[Exercise input — start]

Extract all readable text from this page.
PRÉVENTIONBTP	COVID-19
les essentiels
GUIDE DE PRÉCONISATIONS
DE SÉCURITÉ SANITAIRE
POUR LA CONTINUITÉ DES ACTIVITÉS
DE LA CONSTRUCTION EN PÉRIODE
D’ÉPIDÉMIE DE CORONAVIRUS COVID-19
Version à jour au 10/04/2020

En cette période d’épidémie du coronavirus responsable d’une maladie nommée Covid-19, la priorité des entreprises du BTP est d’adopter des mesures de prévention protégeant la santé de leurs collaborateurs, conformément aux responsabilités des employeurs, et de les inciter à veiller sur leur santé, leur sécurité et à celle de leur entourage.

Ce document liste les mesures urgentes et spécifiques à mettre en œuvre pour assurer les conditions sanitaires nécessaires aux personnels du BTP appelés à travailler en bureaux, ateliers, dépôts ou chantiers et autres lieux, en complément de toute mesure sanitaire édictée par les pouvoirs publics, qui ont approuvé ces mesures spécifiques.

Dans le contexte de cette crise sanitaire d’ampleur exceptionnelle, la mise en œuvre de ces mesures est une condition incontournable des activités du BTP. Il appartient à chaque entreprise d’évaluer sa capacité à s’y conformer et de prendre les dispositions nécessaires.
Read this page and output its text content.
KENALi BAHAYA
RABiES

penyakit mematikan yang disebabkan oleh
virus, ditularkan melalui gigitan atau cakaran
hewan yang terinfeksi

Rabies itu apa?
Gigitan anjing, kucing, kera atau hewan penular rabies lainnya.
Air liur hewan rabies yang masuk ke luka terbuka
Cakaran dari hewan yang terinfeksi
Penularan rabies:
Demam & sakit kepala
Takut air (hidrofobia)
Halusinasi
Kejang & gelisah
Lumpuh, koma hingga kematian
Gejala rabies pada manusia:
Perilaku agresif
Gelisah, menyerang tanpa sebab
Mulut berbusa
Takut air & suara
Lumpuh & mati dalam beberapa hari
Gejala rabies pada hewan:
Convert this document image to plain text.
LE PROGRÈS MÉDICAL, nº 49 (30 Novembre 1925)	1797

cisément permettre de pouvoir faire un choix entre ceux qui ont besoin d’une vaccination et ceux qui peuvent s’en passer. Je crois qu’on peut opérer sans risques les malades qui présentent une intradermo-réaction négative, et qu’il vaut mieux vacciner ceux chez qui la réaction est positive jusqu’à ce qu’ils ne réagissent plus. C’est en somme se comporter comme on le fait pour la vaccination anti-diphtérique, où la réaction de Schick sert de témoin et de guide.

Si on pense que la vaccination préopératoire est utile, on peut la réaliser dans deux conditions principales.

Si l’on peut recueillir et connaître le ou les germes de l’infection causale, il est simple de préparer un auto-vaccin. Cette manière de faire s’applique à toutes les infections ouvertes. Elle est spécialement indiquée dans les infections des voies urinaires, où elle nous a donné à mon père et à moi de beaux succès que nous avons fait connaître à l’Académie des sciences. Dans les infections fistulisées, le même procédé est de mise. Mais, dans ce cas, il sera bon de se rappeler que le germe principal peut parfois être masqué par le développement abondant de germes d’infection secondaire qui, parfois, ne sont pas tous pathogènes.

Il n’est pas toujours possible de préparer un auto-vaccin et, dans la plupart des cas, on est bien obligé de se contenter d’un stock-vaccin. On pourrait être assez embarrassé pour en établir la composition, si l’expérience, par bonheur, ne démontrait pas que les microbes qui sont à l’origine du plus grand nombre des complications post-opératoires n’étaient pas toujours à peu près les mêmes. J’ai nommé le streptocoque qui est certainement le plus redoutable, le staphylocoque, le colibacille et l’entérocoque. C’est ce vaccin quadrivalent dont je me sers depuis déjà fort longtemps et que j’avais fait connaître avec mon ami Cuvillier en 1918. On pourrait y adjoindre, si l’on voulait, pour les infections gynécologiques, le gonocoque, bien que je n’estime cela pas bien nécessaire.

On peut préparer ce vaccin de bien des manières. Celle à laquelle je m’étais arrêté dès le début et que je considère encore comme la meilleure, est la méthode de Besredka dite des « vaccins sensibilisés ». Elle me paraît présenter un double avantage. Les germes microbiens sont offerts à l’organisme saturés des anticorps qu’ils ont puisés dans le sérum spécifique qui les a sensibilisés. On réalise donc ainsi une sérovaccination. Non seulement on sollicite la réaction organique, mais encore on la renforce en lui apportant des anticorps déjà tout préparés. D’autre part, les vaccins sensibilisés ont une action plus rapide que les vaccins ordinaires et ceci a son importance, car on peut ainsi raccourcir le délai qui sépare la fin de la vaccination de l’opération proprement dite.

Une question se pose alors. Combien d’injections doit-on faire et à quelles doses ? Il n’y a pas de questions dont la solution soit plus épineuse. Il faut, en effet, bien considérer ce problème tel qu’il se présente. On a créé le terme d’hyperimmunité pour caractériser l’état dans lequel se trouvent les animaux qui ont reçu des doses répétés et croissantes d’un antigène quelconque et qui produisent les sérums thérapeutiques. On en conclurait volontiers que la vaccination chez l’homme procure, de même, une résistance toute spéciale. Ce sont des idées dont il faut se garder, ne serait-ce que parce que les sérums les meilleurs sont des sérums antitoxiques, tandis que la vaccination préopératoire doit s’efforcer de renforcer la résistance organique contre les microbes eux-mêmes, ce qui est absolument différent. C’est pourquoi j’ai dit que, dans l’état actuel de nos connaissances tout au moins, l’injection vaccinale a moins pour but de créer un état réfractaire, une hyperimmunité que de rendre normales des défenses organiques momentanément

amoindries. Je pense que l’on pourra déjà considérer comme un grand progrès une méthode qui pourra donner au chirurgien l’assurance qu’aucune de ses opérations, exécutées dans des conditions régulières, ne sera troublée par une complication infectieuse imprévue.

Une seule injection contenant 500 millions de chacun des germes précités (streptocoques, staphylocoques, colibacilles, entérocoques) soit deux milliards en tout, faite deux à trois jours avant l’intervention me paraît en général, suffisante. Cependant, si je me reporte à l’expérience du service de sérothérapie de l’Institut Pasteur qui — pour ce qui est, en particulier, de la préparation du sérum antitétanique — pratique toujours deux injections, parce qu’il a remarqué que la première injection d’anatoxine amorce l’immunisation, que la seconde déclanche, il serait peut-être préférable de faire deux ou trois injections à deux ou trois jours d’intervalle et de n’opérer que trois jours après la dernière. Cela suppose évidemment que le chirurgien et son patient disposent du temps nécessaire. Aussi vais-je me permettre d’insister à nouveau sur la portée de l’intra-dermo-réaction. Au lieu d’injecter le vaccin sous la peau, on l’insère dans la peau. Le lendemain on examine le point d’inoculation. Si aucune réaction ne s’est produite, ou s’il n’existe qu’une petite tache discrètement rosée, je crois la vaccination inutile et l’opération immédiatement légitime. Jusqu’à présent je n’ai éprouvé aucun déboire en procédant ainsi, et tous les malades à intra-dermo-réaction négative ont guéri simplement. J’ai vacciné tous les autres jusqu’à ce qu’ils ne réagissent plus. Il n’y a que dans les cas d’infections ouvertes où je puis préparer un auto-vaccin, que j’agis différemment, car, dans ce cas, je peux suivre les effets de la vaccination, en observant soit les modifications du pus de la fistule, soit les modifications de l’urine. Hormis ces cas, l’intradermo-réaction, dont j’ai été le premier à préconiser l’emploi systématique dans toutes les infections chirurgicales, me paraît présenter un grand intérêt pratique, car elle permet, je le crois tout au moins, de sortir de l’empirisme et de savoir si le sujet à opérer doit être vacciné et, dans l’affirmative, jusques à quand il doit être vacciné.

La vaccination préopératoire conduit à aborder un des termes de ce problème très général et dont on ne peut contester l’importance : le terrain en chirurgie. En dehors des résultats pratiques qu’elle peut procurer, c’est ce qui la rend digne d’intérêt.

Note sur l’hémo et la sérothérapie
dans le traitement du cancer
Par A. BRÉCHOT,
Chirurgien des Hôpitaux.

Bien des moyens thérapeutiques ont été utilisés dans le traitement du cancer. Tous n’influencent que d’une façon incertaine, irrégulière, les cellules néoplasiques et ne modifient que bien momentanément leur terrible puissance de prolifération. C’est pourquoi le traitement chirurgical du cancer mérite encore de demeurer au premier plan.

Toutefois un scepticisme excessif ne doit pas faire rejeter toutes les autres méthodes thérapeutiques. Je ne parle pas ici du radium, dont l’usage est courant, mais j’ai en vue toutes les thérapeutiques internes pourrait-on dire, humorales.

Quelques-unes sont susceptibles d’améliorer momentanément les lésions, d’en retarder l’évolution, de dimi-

[Exercise input — finish]
[Exercise input — start]

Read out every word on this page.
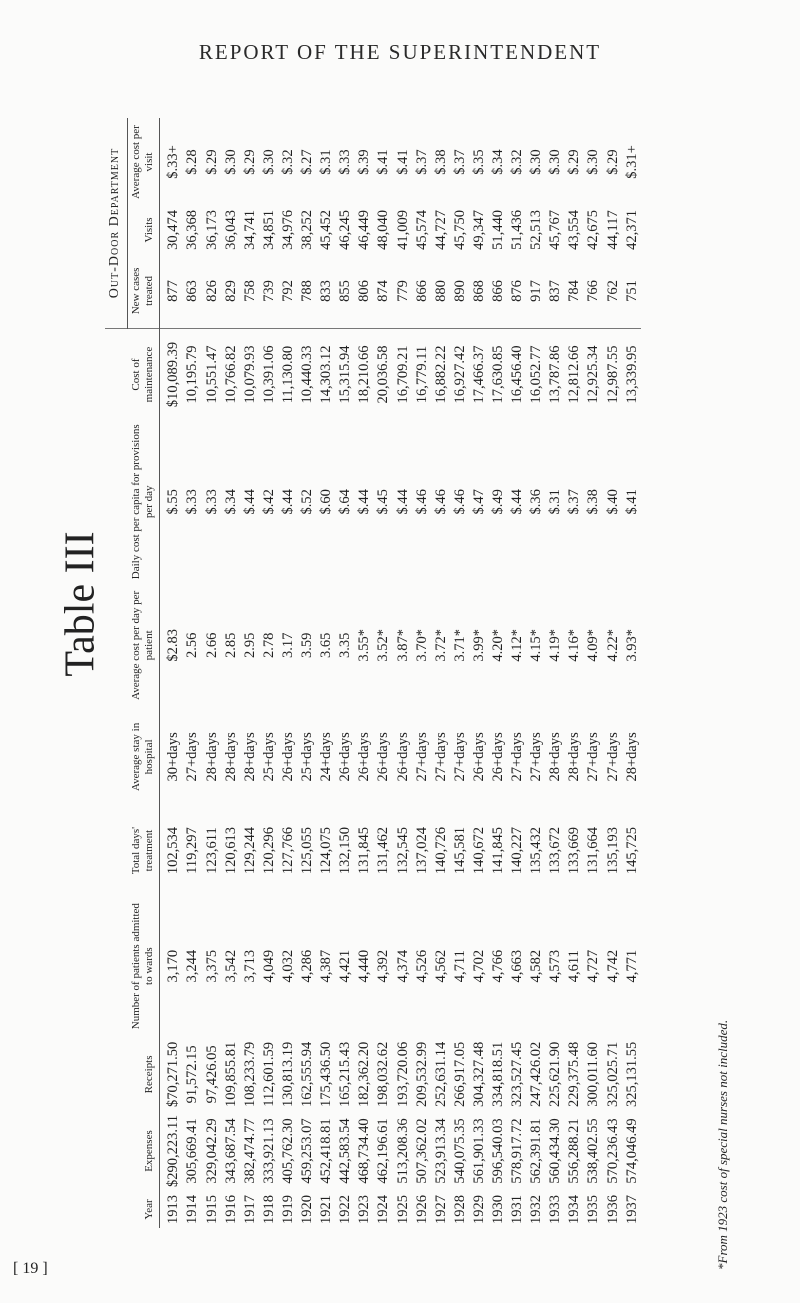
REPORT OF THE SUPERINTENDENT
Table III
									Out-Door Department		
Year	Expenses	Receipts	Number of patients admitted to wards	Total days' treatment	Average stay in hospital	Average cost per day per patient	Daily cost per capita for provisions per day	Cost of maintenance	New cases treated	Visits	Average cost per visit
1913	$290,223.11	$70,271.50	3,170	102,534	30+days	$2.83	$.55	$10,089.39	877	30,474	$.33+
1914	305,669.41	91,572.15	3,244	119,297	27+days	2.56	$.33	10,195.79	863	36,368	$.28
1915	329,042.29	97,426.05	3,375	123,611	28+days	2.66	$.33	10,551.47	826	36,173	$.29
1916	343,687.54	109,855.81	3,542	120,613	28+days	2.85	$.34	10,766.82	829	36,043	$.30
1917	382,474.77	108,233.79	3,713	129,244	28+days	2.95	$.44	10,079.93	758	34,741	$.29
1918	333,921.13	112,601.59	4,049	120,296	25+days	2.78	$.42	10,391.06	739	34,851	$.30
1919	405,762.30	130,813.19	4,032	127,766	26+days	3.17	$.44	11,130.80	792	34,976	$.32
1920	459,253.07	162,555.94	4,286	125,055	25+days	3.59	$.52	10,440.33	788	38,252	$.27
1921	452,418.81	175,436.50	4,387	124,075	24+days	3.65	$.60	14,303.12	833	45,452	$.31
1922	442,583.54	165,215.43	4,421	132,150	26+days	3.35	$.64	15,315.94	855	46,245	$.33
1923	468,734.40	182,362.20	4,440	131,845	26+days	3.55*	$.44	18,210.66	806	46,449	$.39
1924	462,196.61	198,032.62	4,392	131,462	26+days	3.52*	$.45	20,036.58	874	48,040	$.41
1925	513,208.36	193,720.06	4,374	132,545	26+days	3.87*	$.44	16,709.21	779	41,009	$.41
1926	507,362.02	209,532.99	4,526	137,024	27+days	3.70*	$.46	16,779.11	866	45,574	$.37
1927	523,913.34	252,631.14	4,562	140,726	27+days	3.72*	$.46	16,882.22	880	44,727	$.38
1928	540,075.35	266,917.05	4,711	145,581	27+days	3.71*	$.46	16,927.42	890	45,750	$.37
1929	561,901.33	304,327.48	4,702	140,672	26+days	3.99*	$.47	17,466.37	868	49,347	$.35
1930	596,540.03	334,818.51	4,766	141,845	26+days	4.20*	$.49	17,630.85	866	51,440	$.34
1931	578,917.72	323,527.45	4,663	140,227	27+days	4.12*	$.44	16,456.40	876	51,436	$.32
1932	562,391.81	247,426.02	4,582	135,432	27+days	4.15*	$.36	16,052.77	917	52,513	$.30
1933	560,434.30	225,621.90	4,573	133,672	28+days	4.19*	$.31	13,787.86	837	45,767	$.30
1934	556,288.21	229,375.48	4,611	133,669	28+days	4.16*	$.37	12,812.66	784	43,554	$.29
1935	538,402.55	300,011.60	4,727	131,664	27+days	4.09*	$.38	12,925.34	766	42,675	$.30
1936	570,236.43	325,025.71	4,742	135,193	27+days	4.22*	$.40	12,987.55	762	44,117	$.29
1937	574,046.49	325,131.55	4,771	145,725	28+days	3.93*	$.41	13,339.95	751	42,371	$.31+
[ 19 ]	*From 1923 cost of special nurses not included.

[Exercise input — finish]

What you should do: Where a line above includes "pada", copy that line.

Your response:
Gejala rabies pada manusia:
Gejala rabies pada hewan:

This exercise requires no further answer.